REQUIRED TASK: Find how many lines in the data below include the word "achievements", then write only that number.

========

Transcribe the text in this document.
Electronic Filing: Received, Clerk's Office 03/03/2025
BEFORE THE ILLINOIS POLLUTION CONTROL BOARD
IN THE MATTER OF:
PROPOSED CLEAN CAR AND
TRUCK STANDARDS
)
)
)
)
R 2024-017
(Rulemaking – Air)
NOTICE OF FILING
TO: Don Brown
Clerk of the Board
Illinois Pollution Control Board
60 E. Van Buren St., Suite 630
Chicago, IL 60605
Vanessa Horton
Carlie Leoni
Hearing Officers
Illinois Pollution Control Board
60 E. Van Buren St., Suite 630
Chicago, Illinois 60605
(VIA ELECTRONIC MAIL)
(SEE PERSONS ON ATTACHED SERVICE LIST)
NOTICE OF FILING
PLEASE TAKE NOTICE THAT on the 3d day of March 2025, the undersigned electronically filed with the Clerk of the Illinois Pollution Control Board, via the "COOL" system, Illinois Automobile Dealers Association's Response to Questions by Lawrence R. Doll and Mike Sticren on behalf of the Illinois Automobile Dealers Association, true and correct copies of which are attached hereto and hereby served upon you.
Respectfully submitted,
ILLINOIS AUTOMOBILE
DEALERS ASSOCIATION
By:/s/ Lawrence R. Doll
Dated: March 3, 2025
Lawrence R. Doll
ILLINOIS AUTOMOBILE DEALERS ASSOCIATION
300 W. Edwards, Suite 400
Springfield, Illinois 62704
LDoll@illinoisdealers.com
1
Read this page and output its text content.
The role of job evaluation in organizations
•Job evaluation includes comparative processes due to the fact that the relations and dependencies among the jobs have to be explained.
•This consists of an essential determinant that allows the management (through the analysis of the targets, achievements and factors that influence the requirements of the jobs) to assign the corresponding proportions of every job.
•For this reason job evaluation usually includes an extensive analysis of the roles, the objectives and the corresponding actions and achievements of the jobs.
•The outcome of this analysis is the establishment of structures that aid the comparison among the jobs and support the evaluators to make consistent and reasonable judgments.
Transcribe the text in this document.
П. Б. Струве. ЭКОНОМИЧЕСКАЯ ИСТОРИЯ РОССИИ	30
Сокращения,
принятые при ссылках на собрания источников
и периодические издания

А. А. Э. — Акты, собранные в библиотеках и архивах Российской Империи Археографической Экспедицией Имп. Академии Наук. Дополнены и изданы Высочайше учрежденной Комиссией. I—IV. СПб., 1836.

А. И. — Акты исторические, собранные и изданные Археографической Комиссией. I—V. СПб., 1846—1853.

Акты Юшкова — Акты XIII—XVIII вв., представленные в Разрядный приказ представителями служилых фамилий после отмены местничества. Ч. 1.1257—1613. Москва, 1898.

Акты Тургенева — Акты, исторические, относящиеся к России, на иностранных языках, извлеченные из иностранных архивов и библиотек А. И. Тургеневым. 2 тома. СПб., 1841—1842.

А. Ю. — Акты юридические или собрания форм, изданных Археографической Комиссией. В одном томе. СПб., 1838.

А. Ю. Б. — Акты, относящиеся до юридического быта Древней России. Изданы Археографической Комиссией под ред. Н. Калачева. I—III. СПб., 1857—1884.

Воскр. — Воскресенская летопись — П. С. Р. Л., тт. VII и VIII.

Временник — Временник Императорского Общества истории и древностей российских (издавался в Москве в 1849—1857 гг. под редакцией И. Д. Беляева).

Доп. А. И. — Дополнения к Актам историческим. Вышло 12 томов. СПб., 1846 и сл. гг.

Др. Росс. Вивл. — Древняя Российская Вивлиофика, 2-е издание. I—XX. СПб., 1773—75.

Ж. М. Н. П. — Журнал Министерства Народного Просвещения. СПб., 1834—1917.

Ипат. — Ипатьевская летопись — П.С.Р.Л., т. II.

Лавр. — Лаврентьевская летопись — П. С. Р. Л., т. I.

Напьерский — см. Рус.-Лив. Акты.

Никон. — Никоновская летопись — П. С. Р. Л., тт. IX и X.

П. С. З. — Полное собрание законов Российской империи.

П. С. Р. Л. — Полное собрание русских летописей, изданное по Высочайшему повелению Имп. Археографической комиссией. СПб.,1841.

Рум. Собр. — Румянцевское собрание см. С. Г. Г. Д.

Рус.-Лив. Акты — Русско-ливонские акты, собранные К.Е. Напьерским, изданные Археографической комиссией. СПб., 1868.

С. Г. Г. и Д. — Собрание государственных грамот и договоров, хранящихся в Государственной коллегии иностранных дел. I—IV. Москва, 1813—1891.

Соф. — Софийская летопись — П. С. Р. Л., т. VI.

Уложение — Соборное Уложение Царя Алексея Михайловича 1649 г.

========

EXERCISE SOLUTION: 2